→ Do this
Find the lines that hold the word "одной" and return them.

Records excerpted from a collection
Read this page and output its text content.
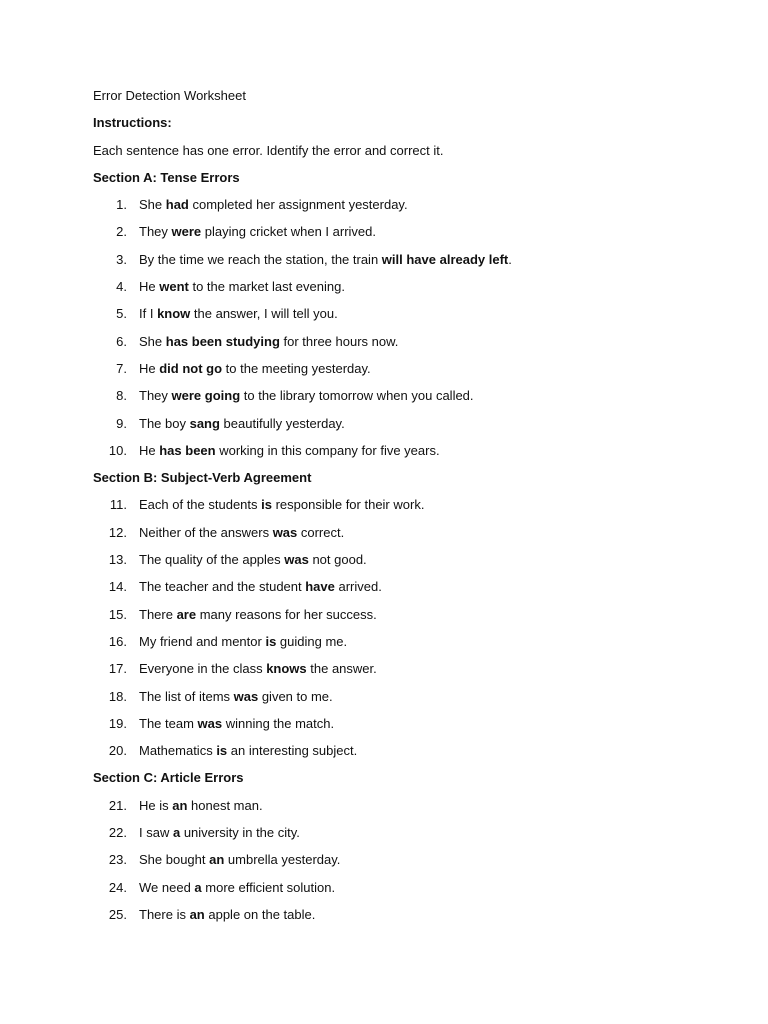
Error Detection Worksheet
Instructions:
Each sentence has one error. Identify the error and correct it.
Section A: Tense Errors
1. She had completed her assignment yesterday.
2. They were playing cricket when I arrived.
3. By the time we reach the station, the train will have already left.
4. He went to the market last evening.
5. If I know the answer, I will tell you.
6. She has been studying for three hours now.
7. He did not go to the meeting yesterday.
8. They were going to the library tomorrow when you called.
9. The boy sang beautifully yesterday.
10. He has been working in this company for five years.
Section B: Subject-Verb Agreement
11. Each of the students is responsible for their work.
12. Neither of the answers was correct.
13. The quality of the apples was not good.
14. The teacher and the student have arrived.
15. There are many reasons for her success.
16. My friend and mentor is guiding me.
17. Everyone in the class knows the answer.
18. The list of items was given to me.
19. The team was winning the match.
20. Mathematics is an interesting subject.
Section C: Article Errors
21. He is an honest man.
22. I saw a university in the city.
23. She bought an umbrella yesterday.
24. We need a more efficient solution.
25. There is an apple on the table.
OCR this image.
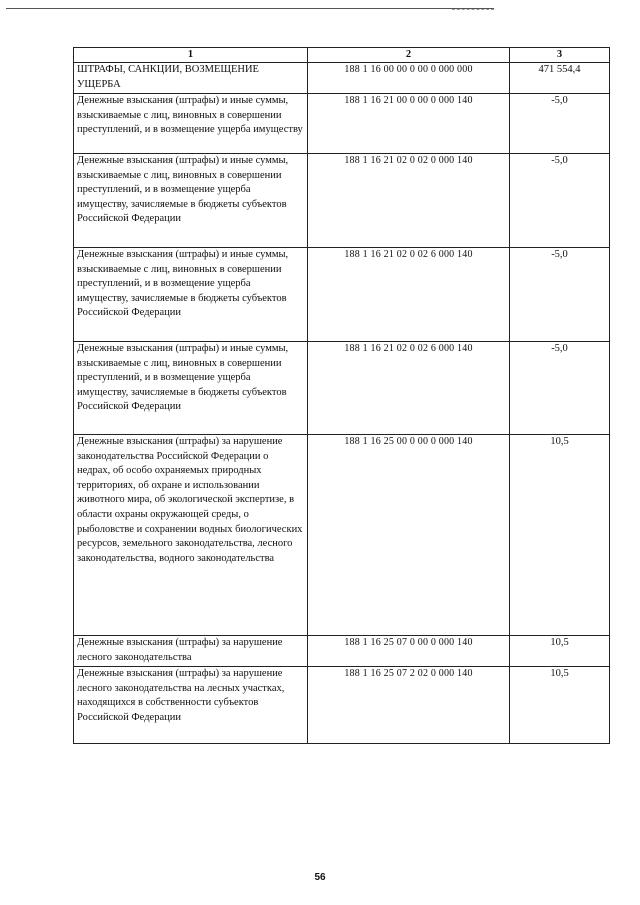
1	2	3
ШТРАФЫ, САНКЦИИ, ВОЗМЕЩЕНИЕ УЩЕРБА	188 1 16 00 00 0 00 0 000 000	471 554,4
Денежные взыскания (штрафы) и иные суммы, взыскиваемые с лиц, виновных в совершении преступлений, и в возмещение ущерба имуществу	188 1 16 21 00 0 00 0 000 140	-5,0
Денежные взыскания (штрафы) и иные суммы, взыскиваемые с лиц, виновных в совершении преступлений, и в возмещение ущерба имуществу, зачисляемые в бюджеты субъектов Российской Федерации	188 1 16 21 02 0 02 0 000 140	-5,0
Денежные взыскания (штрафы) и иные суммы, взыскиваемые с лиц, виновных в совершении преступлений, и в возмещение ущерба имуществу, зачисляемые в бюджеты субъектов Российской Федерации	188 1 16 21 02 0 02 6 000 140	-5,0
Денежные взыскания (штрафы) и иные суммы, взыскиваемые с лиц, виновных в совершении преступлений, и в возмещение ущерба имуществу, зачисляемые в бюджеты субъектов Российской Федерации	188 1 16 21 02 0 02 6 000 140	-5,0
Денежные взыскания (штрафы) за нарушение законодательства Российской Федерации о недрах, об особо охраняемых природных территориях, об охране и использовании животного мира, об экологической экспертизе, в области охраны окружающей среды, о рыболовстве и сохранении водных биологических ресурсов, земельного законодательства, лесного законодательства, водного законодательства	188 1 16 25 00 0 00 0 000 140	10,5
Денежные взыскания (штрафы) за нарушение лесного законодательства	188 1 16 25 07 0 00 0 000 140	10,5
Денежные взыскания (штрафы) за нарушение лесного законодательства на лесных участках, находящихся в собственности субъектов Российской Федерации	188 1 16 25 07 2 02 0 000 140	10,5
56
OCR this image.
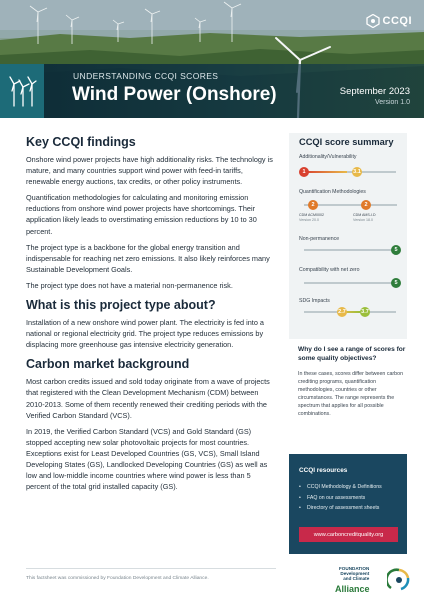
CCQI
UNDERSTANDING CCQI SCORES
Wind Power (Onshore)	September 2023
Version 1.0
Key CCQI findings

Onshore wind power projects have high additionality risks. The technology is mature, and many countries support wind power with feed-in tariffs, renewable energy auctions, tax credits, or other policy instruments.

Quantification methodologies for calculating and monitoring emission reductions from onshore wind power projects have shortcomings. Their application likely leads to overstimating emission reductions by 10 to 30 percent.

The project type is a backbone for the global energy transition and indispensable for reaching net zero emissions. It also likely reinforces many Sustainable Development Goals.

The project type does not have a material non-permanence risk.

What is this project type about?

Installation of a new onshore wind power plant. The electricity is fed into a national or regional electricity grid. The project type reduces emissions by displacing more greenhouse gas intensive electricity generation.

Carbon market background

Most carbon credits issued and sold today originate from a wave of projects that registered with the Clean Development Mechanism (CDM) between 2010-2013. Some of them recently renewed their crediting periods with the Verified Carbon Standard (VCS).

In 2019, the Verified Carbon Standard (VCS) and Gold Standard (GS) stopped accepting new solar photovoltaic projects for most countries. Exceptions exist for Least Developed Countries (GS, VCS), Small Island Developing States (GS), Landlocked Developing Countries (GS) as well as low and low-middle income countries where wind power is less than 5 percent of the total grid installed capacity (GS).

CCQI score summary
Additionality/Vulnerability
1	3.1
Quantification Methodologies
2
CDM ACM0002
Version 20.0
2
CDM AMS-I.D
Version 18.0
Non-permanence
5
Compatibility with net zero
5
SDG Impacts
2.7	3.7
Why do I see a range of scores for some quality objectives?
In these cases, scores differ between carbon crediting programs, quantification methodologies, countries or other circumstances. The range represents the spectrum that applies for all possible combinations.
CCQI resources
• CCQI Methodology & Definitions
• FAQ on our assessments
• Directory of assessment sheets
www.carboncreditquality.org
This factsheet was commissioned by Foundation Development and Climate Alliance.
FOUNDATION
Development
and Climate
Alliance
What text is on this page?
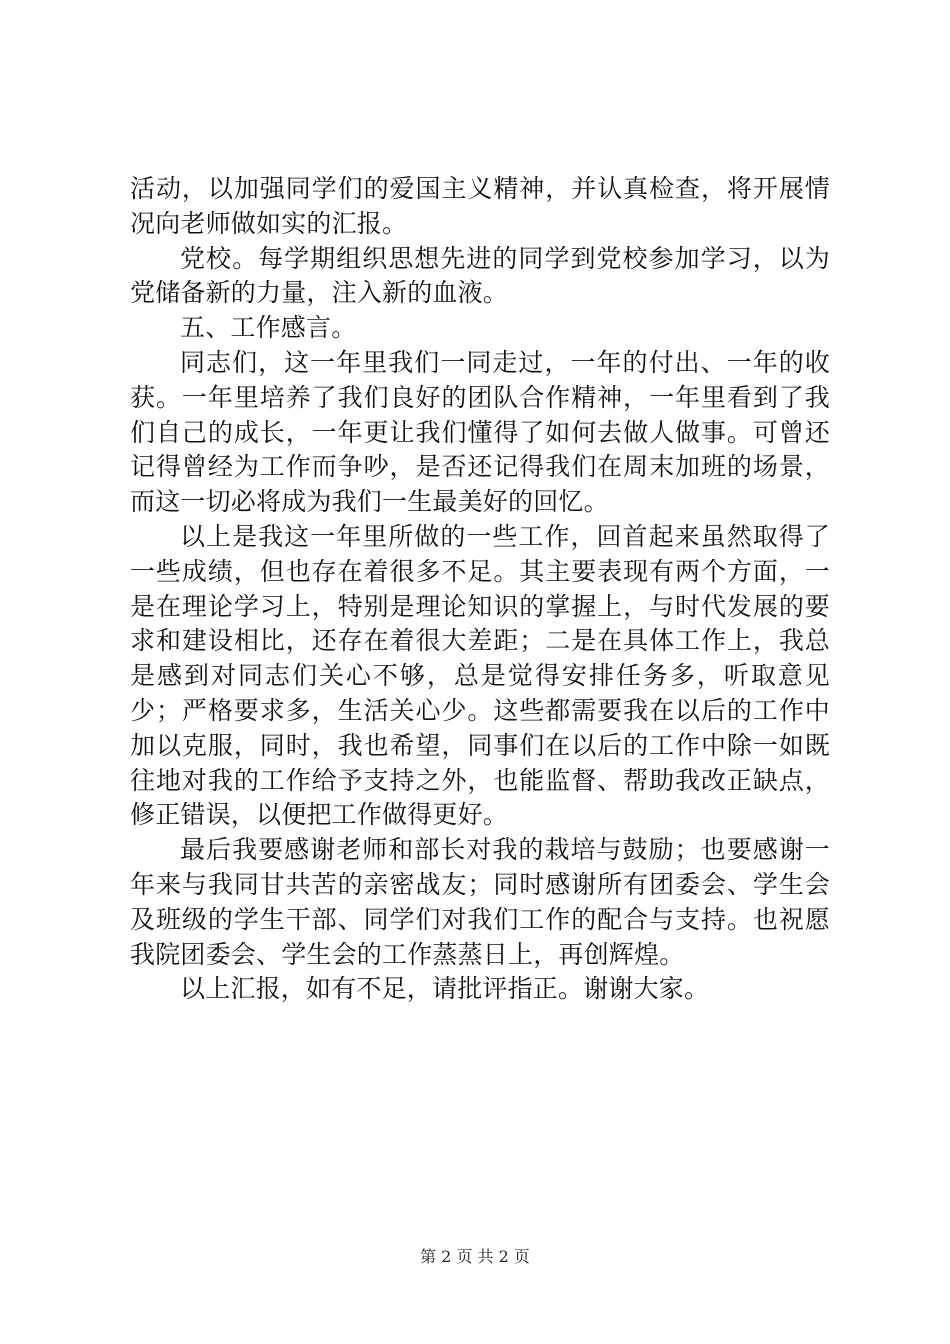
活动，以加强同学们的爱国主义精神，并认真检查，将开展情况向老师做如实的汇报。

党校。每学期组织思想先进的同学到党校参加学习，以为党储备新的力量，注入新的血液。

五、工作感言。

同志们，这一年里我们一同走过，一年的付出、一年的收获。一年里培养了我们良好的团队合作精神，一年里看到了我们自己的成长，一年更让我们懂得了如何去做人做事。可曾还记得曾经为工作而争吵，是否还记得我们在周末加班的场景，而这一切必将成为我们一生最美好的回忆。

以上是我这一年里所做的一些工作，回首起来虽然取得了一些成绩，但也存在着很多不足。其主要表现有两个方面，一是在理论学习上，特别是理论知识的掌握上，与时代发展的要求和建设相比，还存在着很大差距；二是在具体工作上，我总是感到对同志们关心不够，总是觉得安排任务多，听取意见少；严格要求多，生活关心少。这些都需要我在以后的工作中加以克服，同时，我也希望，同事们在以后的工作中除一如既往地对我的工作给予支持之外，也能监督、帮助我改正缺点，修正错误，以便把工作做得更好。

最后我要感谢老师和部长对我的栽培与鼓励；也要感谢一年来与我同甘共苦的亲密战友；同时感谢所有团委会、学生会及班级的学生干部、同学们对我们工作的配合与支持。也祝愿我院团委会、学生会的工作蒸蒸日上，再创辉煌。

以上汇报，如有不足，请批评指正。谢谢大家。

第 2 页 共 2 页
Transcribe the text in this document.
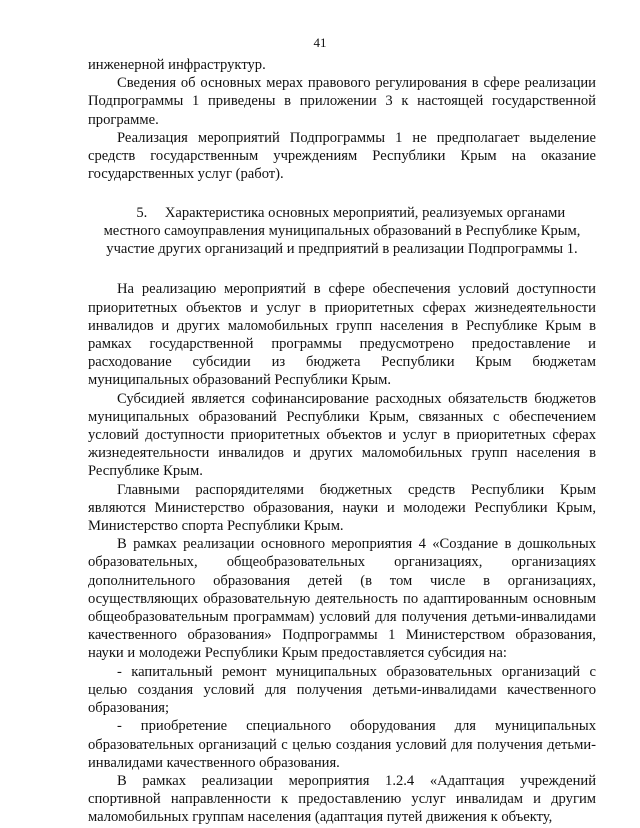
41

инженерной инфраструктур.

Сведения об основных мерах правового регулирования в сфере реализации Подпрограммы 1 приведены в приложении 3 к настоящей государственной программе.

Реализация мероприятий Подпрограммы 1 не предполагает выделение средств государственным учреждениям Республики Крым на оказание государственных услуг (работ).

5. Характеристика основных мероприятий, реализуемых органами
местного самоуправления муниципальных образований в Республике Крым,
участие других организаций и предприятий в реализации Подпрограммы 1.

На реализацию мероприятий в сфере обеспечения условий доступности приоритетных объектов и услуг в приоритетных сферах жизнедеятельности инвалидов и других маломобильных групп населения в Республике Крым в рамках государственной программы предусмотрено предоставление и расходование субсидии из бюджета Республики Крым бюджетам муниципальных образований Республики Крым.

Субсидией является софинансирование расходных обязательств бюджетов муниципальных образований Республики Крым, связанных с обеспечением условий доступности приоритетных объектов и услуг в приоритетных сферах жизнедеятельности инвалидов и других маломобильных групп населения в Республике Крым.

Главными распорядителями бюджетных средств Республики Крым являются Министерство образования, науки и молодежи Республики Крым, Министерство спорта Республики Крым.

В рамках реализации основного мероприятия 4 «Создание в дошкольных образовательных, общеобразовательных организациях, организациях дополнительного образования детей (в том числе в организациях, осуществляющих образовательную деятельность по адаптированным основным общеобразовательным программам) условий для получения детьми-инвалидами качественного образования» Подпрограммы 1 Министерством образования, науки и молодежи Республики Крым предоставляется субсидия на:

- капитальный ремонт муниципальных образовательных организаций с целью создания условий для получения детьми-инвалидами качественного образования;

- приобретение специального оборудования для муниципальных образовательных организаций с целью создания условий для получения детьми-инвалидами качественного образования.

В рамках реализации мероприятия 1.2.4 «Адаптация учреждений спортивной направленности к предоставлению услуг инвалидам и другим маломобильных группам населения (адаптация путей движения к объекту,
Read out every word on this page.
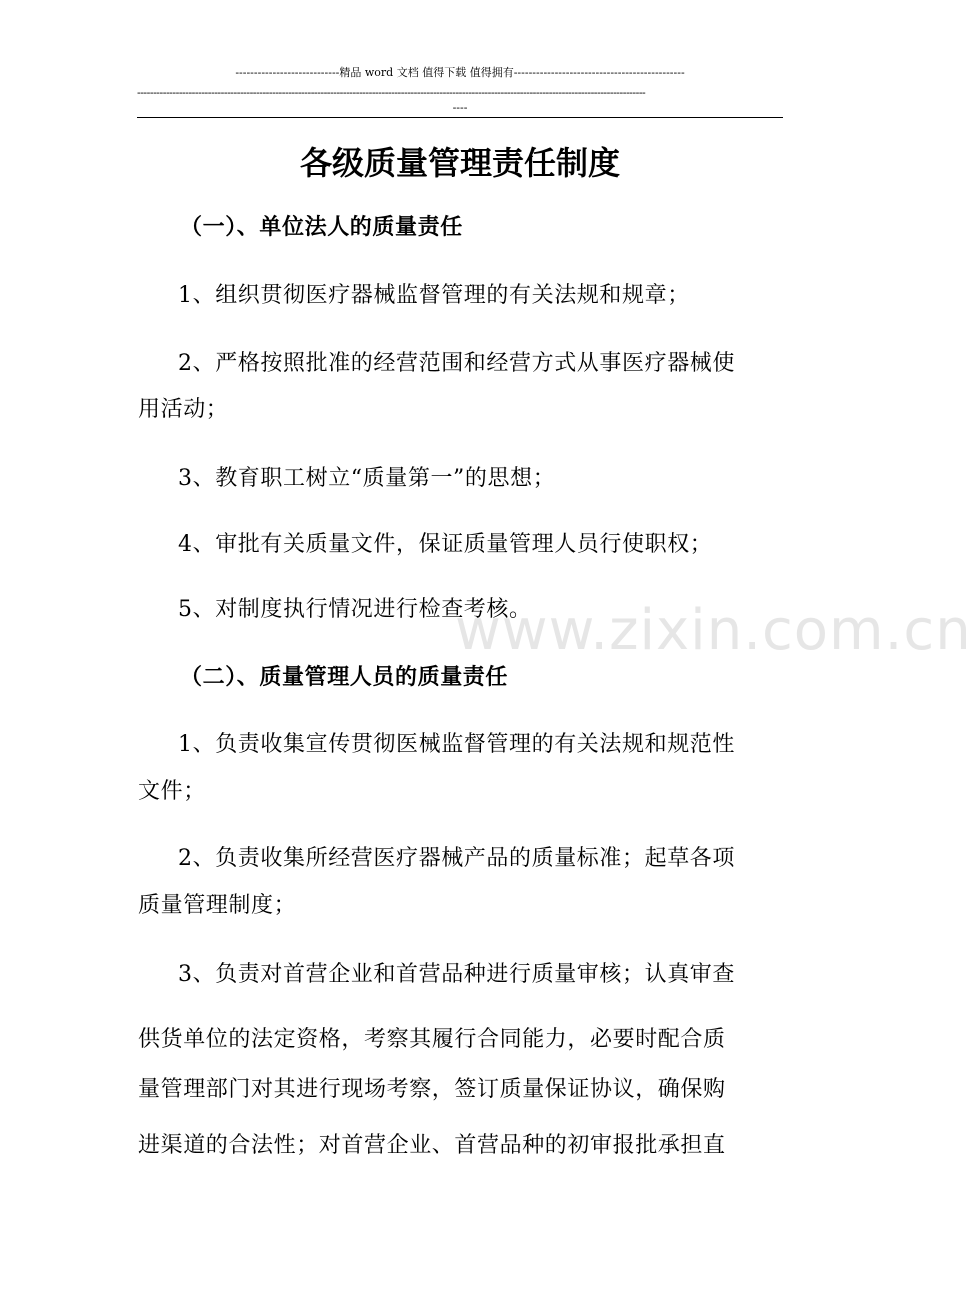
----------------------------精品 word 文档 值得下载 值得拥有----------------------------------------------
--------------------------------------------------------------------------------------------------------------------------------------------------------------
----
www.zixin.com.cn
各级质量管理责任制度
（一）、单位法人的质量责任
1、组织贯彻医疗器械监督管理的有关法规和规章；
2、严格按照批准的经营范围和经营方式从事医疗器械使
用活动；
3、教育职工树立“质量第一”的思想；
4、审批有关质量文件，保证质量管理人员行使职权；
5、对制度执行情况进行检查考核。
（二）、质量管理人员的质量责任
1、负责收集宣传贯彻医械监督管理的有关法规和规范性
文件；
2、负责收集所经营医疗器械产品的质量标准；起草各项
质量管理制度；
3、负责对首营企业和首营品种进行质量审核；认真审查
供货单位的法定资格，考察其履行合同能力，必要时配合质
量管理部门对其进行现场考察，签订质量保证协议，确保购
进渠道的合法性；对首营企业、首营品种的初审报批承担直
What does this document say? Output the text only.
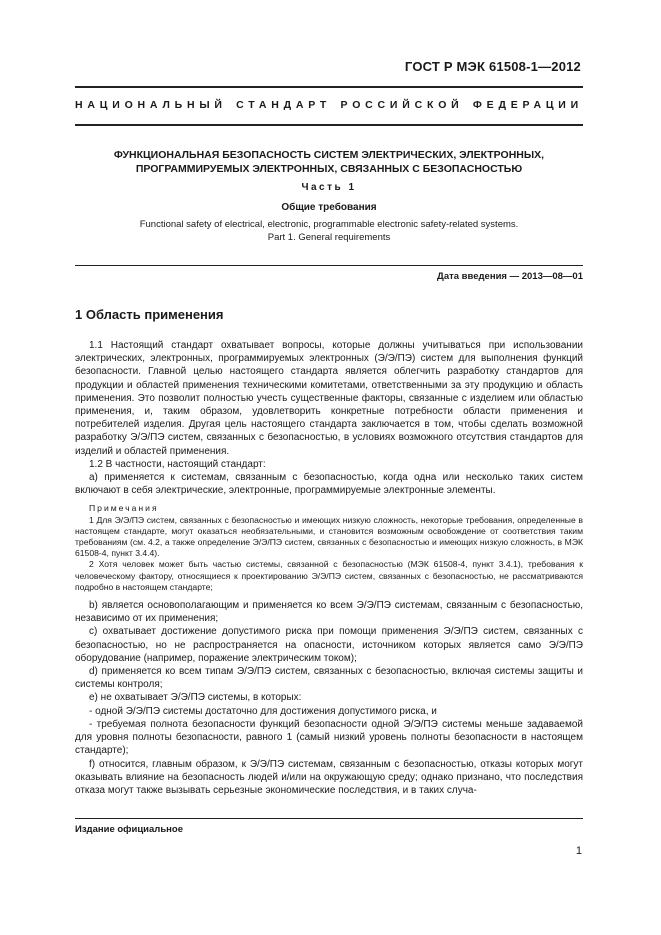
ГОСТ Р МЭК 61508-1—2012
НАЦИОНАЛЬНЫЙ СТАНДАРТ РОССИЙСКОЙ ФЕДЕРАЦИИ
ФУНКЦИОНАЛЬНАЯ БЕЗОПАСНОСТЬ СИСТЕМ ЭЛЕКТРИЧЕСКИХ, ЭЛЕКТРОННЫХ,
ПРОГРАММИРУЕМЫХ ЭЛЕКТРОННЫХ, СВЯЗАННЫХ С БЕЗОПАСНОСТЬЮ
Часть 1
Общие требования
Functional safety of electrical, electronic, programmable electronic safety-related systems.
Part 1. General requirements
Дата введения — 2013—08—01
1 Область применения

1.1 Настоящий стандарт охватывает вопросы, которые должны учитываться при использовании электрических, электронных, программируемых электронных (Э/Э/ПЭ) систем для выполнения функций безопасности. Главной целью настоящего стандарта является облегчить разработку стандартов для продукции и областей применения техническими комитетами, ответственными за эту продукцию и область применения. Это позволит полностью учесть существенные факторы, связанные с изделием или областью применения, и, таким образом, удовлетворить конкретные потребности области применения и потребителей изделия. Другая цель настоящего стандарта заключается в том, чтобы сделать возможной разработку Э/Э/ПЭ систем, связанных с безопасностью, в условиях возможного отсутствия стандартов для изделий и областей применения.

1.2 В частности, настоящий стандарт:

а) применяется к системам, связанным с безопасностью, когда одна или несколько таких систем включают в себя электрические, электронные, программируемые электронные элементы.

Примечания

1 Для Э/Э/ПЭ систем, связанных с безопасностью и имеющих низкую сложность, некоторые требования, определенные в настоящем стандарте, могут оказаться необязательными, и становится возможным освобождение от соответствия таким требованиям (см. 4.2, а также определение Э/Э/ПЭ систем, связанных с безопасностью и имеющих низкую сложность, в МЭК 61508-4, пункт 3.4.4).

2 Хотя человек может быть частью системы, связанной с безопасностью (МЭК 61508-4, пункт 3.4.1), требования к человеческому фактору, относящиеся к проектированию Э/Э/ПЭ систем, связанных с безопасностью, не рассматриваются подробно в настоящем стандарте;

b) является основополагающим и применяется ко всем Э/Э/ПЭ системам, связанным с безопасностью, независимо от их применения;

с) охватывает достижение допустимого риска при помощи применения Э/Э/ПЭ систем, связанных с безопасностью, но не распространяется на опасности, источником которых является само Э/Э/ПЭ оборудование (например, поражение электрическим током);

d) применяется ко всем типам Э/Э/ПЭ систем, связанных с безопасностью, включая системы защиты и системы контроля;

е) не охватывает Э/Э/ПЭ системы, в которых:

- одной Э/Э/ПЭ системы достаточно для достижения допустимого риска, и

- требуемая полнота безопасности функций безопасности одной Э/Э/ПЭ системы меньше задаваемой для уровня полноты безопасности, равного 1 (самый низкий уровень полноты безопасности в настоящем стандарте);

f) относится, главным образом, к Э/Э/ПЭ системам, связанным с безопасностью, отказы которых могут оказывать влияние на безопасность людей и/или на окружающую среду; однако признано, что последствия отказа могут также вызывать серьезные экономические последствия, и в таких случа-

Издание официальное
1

→ Task answer
- одной Э/Э/ПЭ системы достаточно для достижения допустимого риска, и
- требуемая полнота безопасности функций безопасности одной Э/Э/ПЭ системы меньше задаваемой для уровня полноты безопасности, равного 1 (самый низкий уровень полноты безопасности в настоящем стандарте);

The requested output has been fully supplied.